### Entries provided ###

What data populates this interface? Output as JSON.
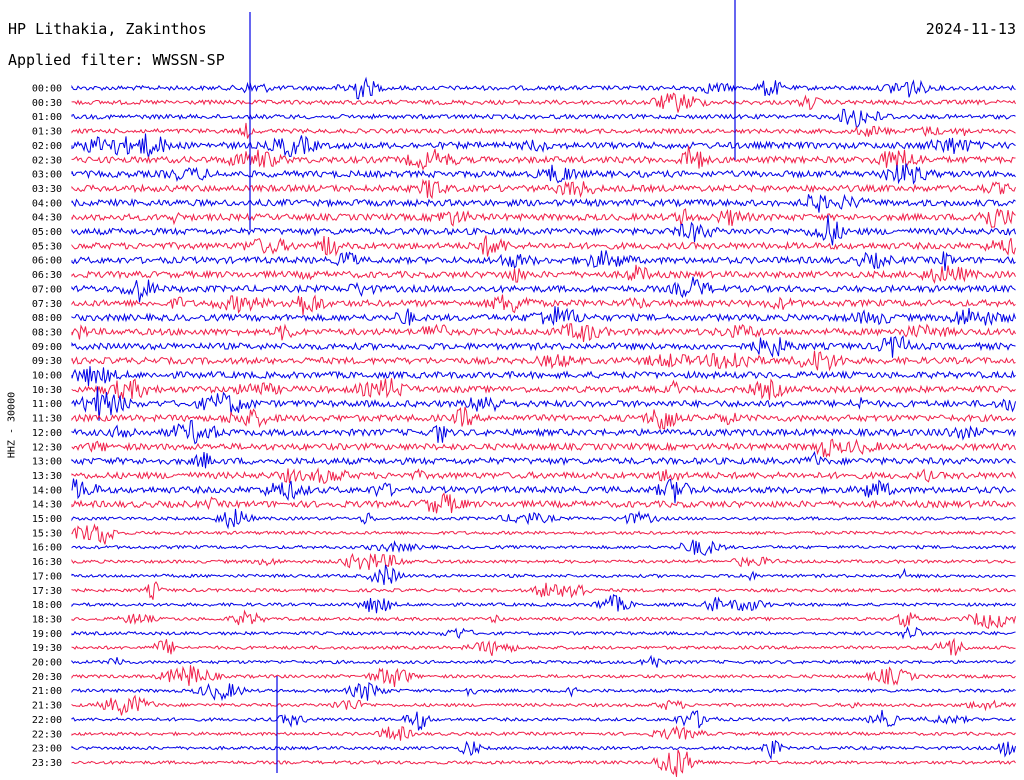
{
  "header": {
    "station": "HP Lithakia, Zakinthos",
    "filter": "Applied filter: WWSSN-SP",
    "date": "2024-11-13"
  },
  "chart_data": {
    "type": "line",
    "ylabel": "HHZ - 30000",
    "row_labels": [
      "00:00",
      "00:30",
      "01:00",
      "01:30",
      "02:00",
      "02:30",
      "03:00",
      "03:30",
      "04:00",
      "04:30",
      "05:00",
      "05:30",
      "06:00",
      "06:30",
      "07:00",
      "07:30",
      "08:00",
      "08:30",
      "09:00",
      "09:30",
      "10:00",
      "10:30",
      "11:00",
      "11:30",
      "12:00",
      "12:30",
      "13:00",
      "13:30",
      "14:00",
      "14:30",
      "15:00",
      "15:30",
      "16:00",
      "16:30",
      "17:00",
      "17:30",
      "18:00",
      "18:30",
      "19:00",
      "19:30",
      "20:00",
      "20:30",
      "21:00",
      "21:30",
      "22:00",
      "22:30",
      "23:00",
      "23:30"
    ],
    "series_colors": [
      "#0000e6",
      "#f0204a"
    ],
    "grid": false
  }
}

###

Requirements: Copy out all the records exactly, excluding pictures.

Solution:
What data populates this interface? Output as JSON.
{
  "header": {
    "station": "HP Lithakia, Zakinthos",
    "filter": "Applied filter: WWSSN-SP",
    "date": "2024-11-13"
  },
  "chart_data": {
    "type": "line",
    "ylabel": "HHZ - 30000",
    "row_labels": [
      "00:00",
      "00:30",
      "01:00",
      "01:30",
      "02:00",
      "02:30",
      "03:00",
      "03:30",
      "04:00",
      "04:30",
      "05:00",
      "05:30",
      "06:00",
      "06:30",
      "07:00",
      "07:30",
      "08:00",
      "08:30",
      "09:00",
      "09:30",
      "10:00",
      "10:30",
      "11:00",
      "11:30",
      "12:00",
      "12:30",
      "13:00",
      "13:30",
      "14:00",
      "14:30",
      "15:00",
      "15:30",
      "16:00",
      "16:30",
      "17:00",
      "17:30",
      "18:00",
      "18:30",
      "19:00",
      "19:30",
      "20:00",
      "20:30",
      "21:00",
      "21:30",
      "22:00",
      "22:30",
      "23:00",
      "23:30"
    ],
    "series_colors": [
      "#0000e6",
      "#f0204a"
    ],
    "grid": false
  }
}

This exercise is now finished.